**Problem to work on**
Output every entry exactly as written, skipping any pictures.

**Records for this exercise**
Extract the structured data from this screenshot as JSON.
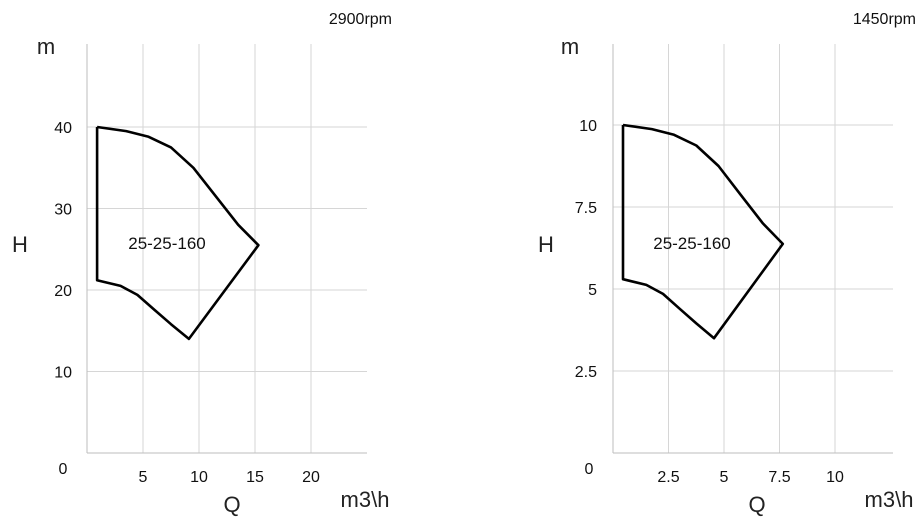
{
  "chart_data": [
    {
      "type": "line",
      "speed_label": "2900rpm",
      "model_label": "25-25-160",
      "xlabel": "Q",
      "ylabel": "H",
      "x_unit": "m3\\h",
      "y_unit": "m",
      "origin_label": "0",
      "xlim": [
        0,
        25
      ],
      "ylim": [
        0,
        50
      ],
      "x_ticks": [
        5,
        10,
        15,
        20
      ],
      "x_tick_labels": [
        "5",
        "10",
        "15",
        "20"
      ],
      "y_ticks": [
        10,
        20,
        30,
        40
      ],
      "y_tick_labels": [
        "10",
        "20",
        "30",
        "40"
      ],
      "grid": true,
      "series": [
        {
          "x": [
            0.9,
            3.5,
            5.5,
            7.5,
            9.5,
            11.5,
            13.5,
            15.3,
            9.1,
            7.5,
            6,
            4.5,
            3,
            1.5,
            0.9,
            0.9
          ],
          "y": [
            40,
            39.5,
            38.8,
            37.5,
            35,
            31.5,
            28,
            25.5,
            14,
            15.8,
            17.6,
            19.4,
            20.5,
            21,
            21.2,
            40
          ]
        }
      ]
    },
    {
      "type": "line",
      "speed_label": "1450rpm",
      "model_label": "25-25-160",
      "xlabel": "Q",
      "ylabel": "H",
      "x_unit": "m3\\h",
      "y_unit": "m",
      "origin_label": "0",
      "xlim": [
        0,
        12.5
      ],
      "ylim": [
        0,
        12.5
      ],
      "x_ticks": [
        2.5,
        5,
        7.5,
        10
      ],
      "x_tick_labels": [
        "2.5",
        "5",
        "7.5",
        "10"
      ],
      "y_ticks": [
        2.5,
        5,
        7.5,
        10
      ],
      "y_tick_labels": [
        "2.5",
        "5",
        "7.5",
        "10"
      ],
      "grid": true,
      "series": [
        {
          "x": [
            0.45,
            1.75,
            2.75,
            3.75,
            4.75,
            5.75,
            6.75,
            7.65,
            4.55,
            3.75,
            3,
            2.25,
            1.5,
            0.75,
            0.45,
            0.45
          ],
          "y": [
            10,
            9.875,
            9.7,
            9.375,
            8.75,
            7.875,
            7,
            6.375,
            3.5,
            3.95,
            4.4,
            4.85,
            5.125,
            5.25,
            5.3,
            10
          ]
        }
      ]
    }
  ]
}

**Written solution**
Extract the structured data from this screenshot as JSON.
{
  "chart_data": [
    {
      "type": "line",
      "speed_label": "2900rpm",
      "model_label": "25-25-160",
      "xlabel": "Q",
      "ylabel": "H",
      "x_unit": "m3\\h",
      "y_unit": "m",
      "origin_label": "0",
      "xlim": [
        0,
        25
      ],
      "ylim": [
        0,
        50
      ],
      "x_ticks": [
        5,
        10,
        15,
        20
      ],
      "x_tick_labels": [
        "5",
        "10",
        "15",
        "20"
      ],
      "y_ticks": [
        10,
        20,
        30,
        40
      ],
      "y_tick_labels": [
        "10",
        "20",
        "30",
        "40"
      ],
      "grid": true,
      "series": [
        {
          "x": [
            0.9,
            3.5,
            5.5,
            7.5,
            9.5,
            11.5,
            13.5,
            15.3,
            9.1,
            7.5,
            6,
            4.5,
            3,
            1.5,
            0.9,
            0.9
          ],
          "y": [
            40,
            39.5,
            38.8,
            37.5,
            35,
            31.5,
            28,
            25.5,
            14,
            15.8,
            17.6,
            19.4,
            20.5,
            21,
            21.2,
            40
          ]
        }
      ]
    },
    {
      "type": "line",
      "speed_label": "1450rpm",
      "model_label": "25-25-160",
      "xlabel": "Q",
      "ylabel": "H",
      "x_unit": "m3\\h",
      "y_unit": "m",
      "origin_label": "0",
      "xlim": [
        0,
        12.5
      ],
      "ylim": [
        0,
        12.5
      ],
      "x_ticks": [
        2.5,
        5,
        7.5,
        10
      ],
      "x_tick_labels": [
        "2.5",
        "5",
        "7.5",
        "10"
      ],
      "y_ticks": [
        2.5,
        5,
        7.5,
        10
      ],
      "y_tick_labels": [
        "2.5",
        "5",
        "7.5",
        "10"
      ],
      "grid": true,
      "series": [
        {
          "x": [
            0.45,
            1.75,
            2.75,
            3.75,
            4.75,
            5.75,
            6.75,
            7.65,
            4.55,
            3.75,
            3,
            2.25,
            1.5,
            0.75,
            0.45,
            0.45
          ],
          "y": [
            10,
            9.875,
            9.7,
            9.375,
            8.75,
            7.875,
            7,
            6.375,
            3.5,
            3.95,
            4.4,
            4.85,
            5.125,
            5.25,
            5.3,
            10
          ]
        }
      ]
    }
  ]
}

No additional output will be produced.